# [Task]
Pull out every line below that contains the word "enseigné".
⁂
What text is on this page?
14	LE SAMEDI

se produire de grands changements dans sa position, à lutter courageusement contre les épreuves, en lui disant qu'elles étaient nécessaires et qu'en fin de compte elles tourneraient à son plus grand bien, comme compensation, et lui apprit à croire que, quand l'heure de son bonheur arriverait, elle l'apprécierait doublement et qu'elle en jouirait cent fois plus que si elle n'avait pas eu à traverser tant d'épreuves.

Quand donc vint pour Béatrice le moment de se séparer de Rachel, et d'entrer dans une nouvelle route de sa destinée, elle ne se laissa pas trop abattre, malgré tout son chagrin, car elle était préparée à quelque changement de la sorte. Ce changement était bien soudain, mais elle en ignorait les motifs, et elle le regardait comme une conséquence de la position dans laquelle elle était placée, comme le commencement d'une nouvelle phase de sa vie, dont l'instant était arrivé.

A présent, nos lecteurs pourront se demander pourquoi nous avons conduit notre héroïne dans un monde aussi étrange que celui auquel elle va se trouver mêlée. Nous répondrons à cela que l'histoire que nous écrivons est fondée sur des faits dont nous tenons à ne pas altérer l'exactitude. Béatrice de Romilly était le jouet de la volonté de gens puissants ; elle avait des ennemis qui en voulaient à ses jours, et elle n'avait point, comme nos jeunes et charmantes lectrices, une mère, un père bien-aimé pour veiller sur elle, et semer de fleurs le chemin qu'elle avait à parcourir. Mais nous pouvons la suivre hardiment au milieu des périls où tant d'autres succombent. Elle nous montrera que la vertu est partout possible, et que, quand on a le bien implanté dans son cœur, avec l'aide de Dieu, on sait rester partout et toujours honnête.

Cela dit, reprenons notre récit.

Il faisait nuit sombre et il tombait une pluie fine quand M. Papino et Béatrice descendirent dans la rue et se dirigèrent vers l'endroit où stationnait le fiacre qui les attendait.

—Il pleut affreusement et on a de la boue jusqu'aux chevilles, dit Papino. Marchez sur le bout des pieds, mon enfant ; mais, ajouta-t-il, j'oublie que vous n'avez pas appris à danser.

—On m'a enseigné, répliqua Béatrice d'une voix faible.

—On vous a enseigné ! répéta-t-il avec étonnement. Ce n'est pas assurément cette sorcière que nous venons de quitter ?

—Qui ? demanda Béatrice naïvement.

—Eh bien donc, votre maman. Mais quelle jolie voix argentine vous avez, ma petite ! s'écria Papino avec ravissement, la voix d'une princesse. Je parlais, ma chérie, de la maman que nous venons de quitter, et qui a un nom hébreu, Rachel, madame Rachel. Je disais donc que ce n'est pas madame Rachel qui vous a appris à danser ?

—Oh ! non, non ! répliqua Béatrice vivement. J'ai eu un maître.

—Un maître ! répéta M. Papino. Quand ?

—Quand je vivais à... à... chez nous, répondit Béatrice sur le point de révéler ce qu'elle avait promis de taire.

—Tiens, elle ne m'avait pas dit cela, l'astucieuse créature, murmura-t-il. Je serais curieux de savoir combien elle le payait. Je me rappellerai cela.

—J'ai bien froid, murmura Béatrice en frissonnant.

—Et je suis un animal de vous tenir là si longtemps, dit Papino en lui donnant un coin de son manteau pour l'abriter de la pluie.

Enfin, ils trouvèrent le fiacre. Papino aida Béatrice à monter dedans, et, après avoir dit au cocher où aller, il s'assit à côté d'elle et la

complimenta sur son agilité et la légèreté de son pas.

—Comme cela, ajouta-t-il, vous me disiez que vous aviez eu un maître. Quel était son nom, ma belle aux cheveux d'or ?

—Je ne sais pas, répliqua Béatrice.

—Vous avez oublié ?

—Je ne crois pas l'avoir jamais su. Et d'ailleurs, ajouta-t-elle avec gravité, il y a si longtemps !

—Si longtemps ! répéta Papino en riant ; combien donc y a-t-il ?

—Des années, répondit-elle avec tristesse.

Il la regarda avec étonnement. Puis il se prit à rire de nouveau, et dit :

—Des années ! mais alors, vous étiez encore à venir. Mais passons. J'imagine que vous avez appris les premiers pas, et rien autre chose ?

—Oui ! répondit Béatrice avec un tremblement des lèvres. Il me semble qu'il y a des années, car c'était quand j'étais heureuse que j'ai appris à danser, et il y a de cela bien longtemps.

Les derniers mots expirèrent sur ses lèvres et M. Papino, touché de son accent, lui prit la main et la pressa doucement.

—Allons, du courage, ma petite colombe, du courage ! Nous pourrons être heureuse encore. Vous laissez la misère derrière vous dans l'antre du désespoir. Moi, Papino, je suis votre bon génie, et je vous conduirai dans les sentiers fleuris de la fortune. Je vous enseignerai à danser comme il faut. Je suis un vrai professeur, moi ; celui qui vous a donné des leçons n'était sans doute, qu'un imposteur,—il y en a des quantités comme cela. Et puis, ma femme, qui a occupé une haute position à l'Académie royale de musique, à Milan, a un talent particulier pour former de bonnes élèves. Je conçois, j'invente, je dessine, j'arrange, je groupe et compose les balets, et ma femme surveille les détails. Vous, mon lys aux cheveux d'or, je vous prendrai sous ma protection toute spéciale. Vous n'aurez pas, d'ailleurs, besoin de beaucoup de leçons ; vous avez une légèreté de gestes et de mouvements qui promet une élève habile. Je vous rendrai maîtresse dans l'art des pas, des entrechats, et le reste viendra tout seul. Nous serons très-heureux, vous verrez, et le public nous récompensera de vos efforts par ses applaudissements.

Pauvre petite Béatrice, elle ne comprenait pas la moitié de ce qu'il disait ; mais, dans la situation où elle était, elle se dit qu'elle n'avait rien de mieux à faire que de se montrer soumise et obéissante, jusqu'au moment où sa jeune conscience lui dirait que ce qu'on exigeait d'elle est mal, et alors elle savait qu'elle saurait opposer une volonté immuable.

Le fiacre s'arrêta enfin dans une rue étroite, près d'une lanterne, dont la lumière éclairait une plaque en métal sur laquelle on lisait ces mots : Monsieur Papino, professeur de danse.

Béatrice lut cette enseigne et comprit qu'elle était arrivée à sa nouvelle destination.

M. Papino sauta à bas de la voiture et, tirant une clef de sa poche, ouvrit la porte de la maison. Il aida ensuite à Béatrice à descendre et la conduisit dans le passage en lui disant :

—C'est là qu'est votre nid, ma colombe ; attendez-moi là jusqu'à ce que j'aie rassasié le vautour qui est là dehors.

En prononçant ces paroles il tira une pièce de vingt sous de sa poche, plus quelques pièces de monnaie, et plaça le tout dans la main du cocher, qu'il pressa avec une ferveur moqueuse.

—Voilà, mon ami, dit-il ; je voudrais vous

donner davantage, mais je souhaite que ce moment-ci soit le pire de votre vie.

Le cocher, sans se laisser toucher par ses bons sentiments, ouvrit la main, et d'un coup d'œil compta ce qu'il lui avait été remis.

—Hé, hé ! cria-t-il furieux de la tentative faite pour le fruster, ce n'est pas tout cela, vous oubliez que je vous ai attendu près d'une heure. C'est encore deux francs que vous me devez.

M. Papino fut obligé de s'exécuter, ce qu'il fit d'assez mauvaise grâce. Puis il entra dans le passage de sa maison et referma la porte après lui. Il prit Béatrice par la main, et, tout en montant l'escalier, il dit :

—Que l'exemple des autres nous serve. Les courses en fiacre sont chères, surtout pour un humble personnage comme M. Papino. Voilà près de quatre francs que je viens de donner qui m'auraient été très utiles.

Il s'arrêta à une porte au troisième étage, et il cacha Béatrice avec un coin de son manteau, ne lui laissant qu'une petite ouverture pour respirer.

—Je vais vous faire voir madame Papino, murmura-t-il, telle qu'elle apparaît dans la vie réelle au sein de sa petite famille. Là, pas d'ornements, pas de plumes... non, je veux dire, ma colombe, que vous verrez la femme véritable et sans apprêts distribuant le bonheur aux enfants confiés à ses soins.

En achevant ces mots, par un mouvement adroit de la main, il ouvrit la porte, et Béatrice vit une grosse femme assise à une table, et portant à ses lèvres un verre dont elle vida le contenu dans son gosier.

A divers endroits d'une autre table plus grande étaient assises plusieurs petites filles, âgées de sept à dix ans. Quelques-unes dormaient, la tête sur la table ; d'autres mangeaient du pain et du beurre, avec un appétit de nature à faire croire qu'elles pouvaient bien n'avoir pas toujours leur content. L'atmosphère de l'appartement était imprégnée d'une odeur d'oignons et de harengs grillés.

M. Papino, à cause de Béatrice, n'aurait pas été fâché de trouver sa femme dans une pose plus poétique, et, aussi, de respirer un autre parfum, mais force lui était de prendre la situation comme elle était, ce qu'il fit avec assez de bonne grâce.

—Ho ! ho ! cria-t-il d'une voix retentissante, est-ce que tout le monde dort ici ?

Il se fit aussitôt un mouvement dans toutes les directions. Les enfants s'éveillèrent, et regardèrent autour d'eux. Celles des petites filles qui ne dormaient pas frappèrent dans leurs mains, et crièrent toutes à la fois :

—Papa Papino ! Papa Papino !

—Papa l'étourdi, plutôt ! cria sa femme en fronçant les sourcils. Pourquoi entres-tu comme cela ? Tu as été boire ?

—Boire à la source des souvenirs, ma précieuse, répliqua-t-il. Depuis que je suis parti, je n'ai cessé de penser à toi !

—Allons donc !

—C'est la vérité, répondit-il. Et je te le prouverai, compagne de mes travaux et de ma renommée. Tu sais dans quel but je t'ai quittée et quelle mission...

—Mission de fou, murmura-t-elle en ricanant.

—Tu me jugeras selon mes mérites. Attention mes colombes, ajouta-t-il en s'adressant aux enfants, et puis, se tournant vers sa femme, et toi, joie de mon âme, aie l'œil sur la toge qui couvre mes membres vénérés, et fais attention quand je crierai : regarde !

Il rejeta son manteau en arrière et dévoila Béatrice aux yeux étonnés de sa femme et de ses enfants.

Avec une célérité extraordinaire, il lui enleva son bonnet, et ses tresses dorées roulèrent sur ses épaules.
⁂
# [Output for this exercise]
—On m'a enseigné, répliqua Béatrice d'une voix faible.
—On vous a enseigné ! répéta-t-il avec étonnement. Ce n'est pas assurément cette sorcière que nous venons de quitter ?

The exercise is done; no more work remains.